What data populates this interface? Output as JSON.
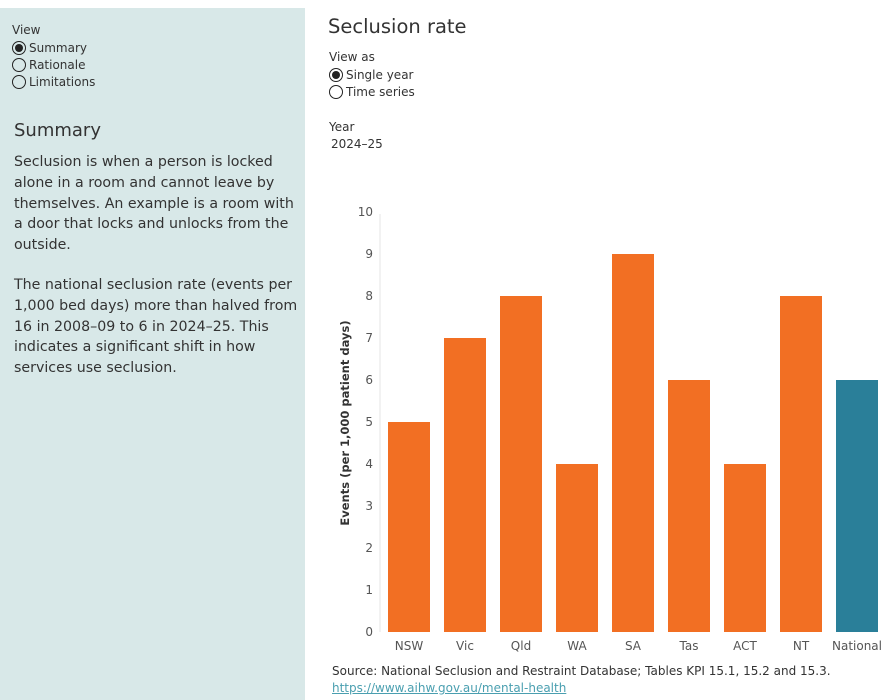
{
  "sidebar": {
    "view": {
      "title": "View",
      "options": [
        "Summary",
        "Rationale",
        "Limitations"
      ],
      "selected": 0
    },
    "heading": "Summary",
    "paragraphs": [
      "Seclusion is when a person is locked alone in a room and cannot leave by themselves. An example is a room with a door that locks and unlocks from the outside.",
      "The national seclusion rate (events per 1,000 bed days) more than halved from 16 in 2008–09 to 6 in 2024–25. This indicates a significant shift in how services use seclusion."
    ]
  },
  "main": {
    "title": "Seclusion rate",
    "view_as": {
      "title": "View as",
      "options": [
        "Single year",
        "Time series"
      ],
      "selected": 0
    },
    "year": {
      "title": "Year",
      "value": "2024–25"
    },
    "source": "Source: National Seclusion and Restraint Database; Tables KPI 15.1, 15.2 and 15.3.",
    "link": "https://www.aihw.gov.au/mental-health"
  },
  "colors": {
    "state_bar": "#f26f23",
    "national_bar": "#2a7f99",
    "sidebar_bg": "#d8e8e8"
  },
  "chart_data": {
    "type": "bar",
    "categories": [
      "NSW",
      "Vic",
      "Qld",
      "WA",
      "SA",
      "Tas",
      "ACT",
      "NT",
      "National"
    ],
    "values": [
      5,
      7,
      8,
      4,
      9,
      6,
      4,
      8,
      6
    ],
    "ylabel": "Events (per 1,000 patient days)",
    "xlabel": "",
    "ylim": [
      0,
      10
    ],
    "yticks": [
      0,
      1,
      2,
      3,
      4,
      5,
      6,
      7,
      8,
      9,
      10
    ],
    "grid": false,
    "highlight": "National"
  }
}
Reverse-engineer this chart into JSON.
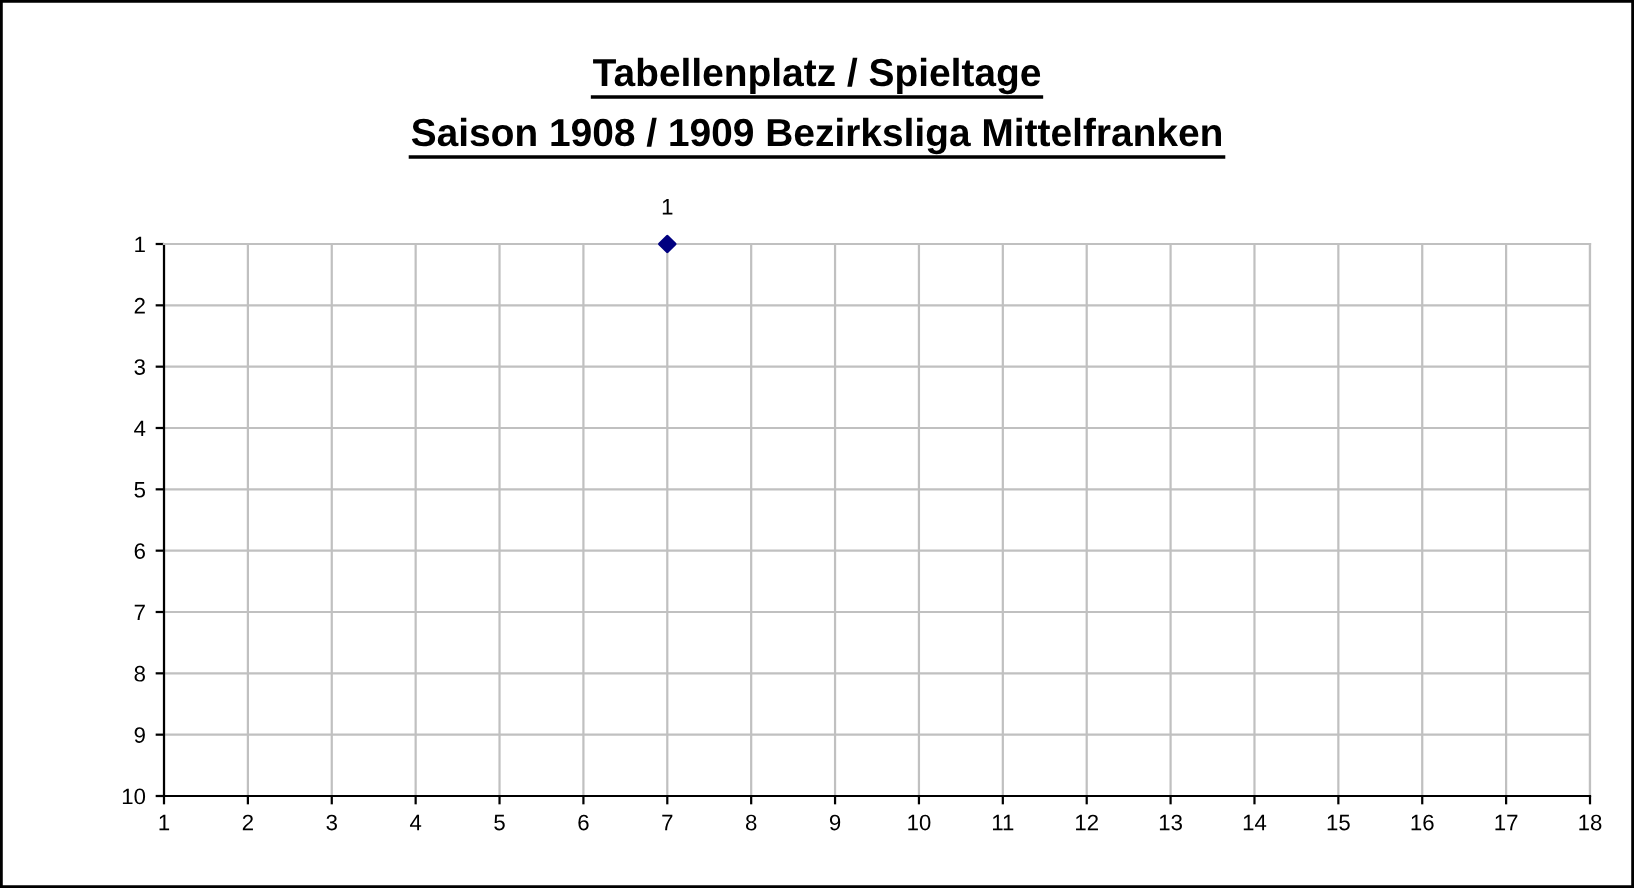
{
  "chart_data": {
    "type": "scatter",
    "title": "Tabellenplatz / Spieltage\nSaison 1908 / 1909 Bezirksliga Mittelfranken",
    "x": [
      7
    ],
    "series": [
      {
        "color": "#000080",
        "values": [
          1
        ]
      }
    ],
    "data_labels": true,
    "marker": "diamond",
    "xlim": [
      1,
      18
    ],
    "xticks": [
      1,
      2,
      3,
      4,
      5,
      6,
      7,
      8,
      9,
      10,
      11,
      12,
      13,
      14,
      15,
      16,
      17,
      18
    ],
    "ylim": [
      10,
      1
    ],
    "yticks": [
      1,
      2,
      3,
      4,
      5,
      6,
      7,
      8,
      9,
      10
    ],
    "grid": true
  }
}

**DO THIS:** Make a list of all lines in the data that contain "from".

**OUTPUT FOR THIS TASK:**
      "Seclusion is when a person is locked alone in a room and cannot leave by themselves. An example is a room with a door that locks and unlocks from the outside.",
      "The national seclusion rate (events per 1,000 bed days) more than halved from 16 in 2008–09 to 6 in 2024–25. This indicates a significant shift in how services use seclusion."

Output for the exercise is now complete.